**Objective:**
Locate each line of the records that contains the word "disabled" and copy those lines out in full.

**Data section:**
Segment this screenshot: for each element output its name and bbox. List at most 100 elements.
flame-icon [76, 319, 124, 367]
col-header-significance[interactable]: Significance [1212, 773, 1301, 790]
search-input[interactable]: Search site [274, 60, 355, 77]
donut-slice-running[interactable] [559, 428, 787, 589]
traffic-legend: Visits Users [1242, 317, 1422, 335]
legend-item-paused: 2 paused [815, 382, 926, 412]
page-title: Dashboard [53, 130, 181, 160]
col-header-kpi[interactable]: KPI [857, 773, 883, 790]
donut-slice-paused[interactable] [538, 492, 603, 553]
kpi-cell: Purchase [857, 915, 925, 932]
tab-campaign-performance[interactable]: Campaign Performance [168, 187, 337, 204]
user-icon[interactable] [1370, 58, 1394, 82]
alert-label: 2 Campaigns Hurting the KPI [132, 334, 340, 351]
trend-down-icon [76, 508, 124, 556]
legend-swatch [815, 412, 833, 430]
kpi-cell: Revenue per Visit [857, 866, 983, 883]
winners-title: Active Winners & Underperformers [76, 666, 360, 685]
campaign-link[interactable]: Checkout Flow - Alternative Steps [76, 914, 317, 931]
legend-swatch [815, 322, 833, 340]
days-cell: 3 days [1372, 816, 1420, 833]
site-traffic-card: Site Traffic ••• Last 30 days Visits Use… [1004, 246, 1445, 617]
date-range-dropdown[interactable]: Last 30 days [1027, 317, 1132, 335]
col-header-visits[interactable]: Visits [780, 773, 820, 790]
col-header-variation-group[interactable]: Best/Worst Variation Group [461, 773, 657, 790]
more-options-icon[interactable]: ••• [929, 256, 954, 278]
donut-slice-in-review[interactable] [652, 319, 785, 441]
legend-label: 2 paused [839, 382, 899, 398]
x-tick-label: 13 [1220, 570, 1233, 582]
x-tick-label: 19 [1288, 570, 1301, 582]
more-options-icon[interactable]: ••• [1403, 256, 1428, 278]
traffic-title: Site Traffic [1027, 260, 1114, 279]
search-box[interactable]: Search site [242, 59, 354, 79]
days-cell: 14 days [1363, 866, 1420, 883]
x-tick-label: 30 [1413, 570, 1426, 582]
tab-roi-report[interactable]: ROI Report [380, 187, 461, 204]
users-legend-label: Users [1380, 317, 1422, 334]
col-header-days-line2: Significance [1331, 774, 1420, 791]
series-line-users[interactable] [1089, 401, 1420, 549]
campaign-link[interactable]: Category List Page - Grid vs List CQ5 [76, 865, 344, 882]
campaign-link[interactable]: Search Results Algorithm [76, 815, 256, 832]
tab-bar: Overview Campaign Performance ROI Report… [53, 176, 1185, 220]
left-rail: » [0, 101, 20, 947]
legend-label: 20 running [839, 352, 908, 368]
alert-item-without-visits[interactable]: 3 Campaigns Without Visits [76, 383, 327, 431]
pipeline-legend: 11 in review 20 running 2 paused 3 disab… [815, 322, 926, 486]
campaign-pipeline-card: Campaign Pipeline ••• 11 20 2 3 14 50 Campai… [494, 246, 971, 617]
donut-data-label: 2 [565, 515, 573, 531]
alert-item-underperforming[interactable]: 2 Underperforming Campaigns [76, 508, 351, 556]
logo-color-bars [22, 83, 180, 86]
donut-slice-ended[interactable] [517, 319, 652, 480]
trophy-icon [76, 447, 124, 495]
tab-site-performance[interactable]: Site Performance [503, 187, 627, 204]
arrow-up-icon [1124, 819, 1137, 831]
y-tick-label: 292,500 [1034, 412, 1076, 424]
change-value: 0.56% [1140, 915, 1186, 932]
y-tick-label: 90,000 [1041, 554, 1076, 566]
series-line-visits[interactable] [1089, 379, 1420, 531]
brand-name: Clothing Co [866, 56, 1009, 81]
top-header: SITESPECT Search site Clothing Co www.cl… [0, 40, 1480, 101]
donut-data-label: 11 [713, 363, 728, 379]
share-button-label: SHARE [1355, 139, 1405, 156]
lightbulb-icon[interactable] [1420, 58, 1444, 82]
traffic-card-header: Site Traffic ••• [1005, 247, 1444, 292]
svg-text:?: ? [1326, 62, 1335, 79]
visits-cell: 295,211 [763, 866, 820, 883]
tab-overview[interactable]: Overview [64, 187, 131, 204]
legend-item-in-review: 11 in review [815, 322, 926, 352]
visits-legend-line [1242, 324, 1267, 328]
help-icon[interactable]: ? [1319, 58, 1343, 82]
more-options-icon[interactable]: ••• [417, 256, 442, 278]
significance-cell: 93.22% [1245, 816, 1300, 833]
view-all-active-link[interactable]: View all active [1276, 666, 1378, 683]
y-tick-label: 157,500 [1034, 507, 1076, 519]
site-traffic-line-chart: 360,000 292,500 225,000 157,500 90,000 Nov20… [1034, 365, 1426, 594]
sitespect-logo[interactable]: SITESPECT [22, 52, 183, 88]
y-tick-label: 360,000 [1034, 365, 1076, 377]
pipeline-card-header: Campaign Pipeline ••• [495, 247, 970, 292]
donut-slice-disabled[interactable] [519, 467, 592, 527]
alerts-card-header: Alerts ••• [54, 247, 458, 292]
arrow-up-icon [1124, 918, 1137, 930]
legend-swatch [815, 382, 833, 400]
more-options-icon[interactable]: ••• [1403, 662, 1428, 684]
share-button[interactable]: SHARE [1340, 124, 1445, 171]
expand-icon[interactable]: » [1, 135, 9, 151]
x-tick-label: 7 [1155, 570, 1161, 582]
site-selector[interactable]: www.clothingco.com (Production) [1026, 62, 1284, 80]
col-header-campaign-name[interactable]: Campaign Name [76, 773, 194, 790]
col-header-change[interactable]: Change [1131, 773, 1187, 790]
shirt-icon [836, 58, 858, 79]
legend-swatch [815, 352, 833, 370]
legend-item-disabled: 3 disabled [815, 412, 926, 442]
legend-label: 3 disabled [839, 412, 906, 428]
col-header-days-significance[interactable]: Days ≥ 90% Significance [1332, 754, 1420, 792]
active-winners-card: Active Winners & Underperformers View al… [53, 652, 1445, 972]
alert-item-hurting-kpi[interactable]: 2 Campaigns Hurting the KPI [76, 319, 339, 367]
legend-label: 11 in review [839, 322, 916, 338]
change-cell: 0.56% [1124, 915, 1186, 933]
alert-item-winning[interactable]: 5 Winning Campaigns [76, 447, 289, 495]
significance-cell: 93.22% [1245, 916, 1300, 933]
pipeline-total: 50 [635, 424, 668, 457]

**Task response:**
donut-slice-disabled[interactable] [519, 467, 592, 527]
legend-item-disabled: 3 disabled [815, 412, 926, 442]
legend-label: 3 disabled [839, 412, 906, 428]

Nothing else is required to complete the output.